Task to carry out :: Write out each line word for word. Drop pictures.
........
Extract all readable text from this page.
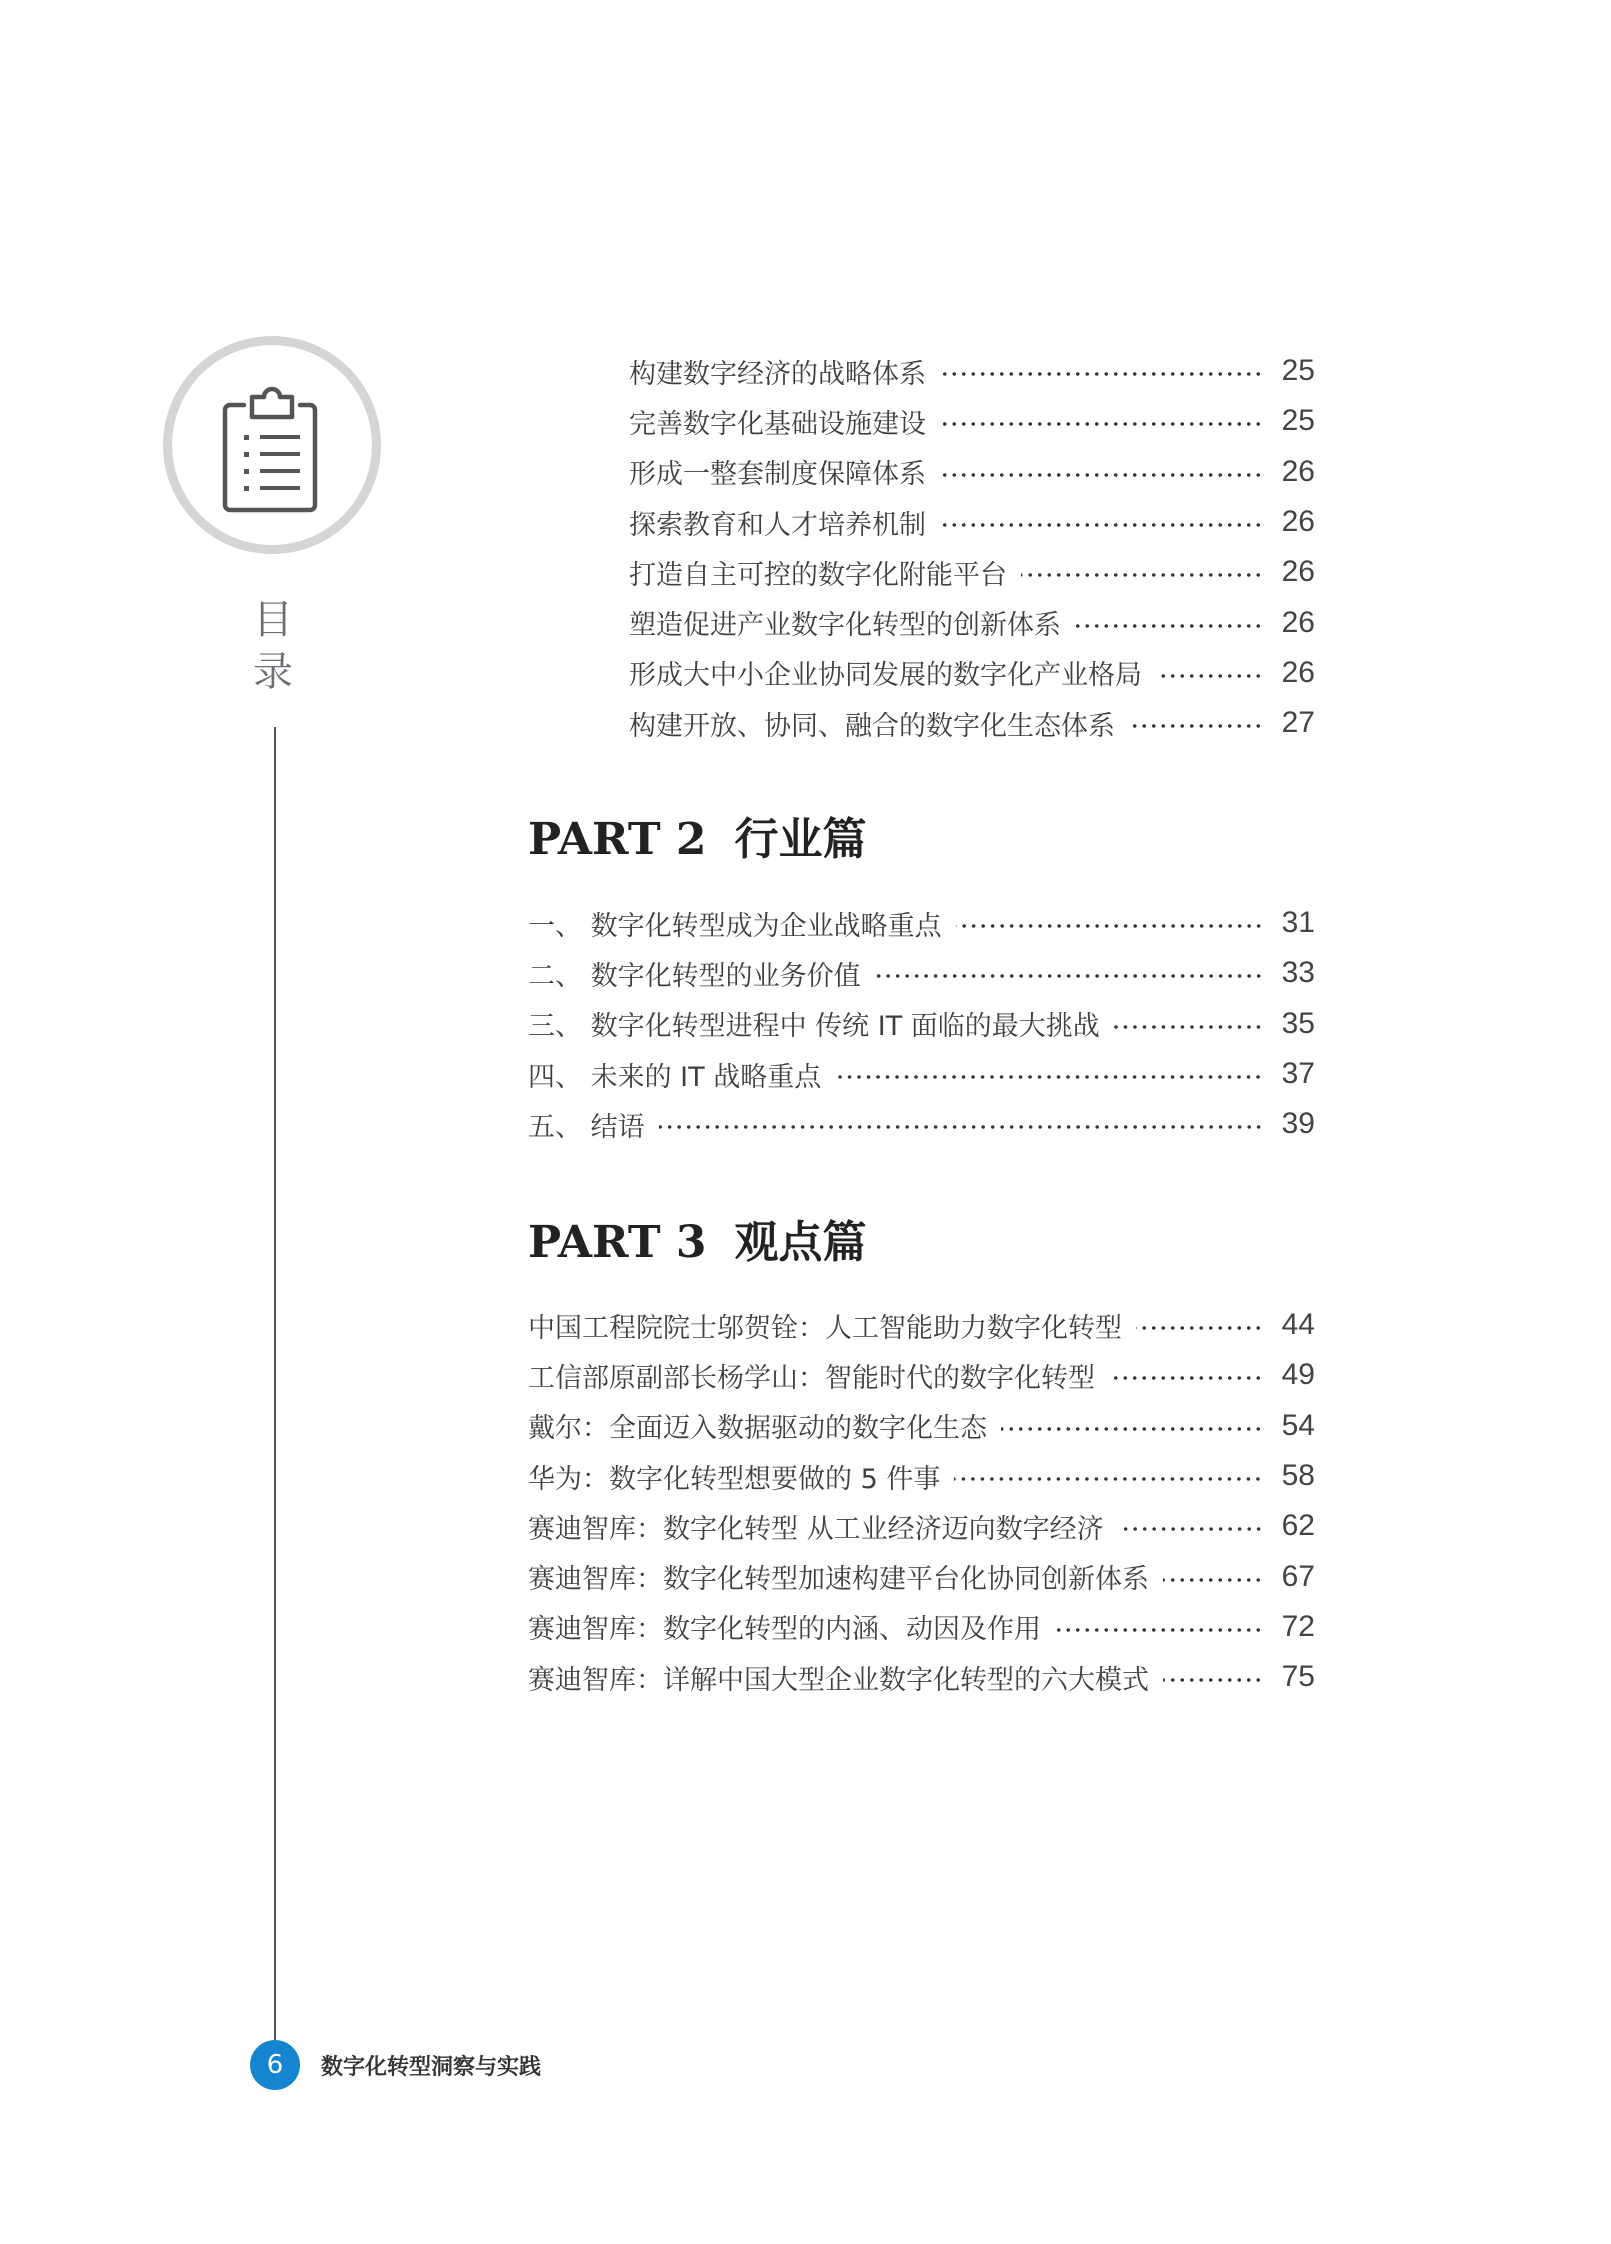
目
录
构建数字经济的战略体系	25
完善数字化基础设施建设	25
形成一整套制度保障体系	26
探索教育和人才培养机制	26
打造自主可控的数字化附能平台	26
塑造促进产业数字化转型的创新体系	26
形成大中小企业协同发展的数字化产业格局	26
构建开放、协同、融合的数字化生态体系	27
PART 2 行业篇
一、 数字化转型成为企业战略重点	31
二、 数字化转型的业务价值	33
三、 数字化转型进程中 传统 IT 面临的最大挑战	35
四、 未来的 IT 战略重点	37
五、 结语	39
PART 3 观点篇
中国工程院院士邬贺铨：人工智能助力数字化转型	44
工信部原副部长杨学山：智能时代的数字化转型	49
戴尔：全面迈入数据驱动的数字化生态	54
华为：数字化转型想要做的 5 件事	58
赛迪智库：数字化转型 从工业经济迈向数字经济	62
赛迪智库：数字化转型加速构建平台化协同创新体系	67
赛迪智库：数字化转型的内涵、动因及作用	72
赛迪智库：详解中国大型企业数字化转型的六大模式	75
6	数字化转型洞察与实践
........
Result ::
Extract all readable text from this page.
目
录
构建数字经济的战略体系	25
完善数字化基础设施建设	25
形成一整套制度保障体系	26
探索教育和人才培养机制	26
打造自主可控的数字化附能平台	26
塑造促进产业数字化转型的创新体系	26
形成大中小企业协同发展的数字化产业格局	26
构建开放、协同、融合的数字化生态体系	27
PART 2 行业篇
一、 数字化转型成为企业战略重点	31
二、 数字化转型的业务价值	33
三、 数字化转型进程中 传统 IT 面临的最大挑战	35
四、 未来的 IT 战略重点	37
五、 结语	39
PART 3 观点篇
中国工程院院士邬贺铨：人工智能助力数字化转型	44
工信部原副部长杨学山：智能时代的数字化转型	49
戴尔：全面迈入数据驱动的数字化生态	54
华为：数字化转型想要做的 5 件事	58
赛迪智库：数字化转型 从工业经济迈向数字经济	62
赛迪智库：数字化转型加速构建平台化协同创新体系	67
赛迪智库：数字化转型的内涵、动因及作用	72
赛迪智库：详解中国大型企业数字化转型的六大模式	75
6	数字化转型洞察与实践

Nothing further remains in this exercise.